Request →
Count the lines of the data that contain the string "track", treating uppercase and lowercase letters as distinct. Give only the number.

Material shown →

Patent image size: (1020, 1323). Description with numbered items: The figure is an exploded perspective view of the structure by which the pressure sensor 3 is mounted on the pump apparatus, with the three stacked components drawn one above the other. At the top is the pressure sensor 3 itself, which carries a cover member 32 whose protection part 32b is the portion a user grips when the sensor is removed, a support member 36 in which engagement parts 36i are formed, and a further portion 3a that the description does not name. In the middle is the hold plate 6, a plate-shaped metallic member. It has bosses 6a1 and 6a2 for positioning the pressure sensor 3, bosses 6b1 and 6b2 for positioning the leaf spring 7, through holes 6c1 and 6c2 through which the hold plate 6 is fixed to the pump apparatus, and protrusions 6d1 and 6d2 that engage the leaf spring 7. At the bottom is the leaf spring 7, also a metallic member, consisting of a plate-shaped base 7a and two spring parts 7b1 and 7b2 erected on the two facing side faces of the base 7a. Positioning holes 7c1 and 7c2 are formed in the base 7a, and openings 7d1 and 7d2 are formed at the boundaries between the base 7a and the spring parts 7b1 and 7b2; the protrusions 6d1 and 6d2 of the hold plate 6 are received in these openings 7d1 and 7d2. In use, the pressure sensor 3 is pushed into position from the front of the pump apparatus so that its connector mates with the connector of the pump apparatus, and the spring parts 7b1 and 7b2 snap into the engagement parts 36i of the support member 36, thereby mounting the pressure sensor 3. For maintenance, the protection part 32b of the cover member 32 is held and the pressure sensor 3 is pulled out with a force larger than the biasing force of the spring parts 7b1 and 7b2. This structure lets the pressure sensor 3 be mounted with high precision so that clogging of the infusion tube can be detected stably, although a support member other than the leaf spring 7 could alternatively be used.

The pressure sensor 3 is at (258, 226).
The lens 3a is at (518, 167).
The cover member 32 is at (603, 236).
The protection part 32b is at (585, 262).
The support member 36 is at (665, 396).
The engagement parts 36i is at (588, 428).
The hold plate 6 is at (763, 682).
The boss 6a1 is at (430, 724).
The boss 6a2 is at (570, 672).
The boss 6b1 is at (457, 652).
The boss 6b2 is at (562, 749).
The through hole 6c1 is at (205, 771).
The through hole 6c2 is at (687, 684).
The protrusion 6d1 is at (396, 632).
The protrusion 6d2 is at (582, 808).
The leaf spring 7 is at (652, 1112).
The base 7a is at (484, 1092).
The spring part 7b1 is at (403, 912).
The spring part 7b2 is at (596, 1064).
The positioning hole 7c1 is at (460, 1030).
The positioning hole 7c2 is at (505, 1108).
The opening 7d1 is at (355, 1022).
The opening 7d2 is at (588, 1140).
* * *
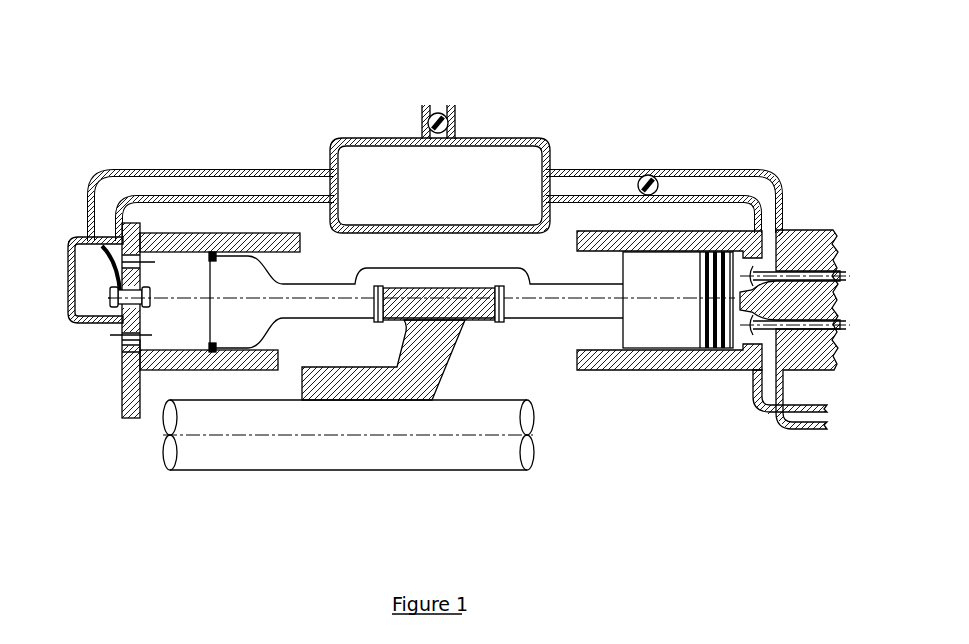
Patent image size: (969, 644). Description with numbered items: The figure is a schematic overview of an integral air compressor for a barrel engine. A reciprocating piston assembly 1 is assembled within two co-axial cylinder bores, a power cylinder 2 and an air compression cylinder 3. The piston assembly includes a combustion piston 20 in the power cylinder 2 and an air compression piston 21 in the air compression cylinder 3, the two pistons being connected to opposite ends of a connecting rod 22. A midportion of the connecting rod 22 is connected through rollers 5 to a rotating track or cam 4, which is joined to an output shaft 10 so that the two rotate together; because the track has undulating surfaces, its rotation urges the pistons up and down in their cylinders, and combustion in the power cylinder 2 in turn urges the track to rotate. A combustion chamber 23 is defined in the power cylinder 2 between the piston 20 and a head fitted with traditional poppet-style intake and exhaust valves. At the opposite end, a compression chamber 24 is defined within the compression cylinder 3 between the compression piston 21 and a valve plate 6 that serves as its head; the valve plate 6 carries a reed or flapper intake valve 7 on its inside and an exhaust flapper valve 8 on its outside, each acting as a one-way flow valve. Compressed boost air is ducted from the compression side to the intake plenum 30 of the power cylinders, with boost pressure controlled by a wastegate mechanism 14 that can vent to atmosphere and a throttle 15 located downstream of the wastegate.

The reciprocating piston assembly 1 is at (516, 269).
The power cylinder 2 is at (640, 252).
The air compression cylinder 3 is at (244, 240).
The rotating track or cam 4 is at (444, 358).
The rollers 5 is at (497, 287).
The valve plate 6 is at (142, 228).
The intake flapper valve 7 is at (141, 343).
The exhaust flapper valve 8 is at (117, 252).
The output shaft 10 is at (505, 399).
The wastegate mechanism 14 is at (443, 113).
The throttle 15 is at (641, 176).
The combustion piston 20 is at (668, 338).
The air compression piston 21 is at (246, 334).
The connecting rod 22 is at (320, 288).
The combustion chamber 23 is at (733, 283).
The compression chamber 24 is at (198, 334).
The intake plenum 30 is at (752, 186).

Finished exercise →
2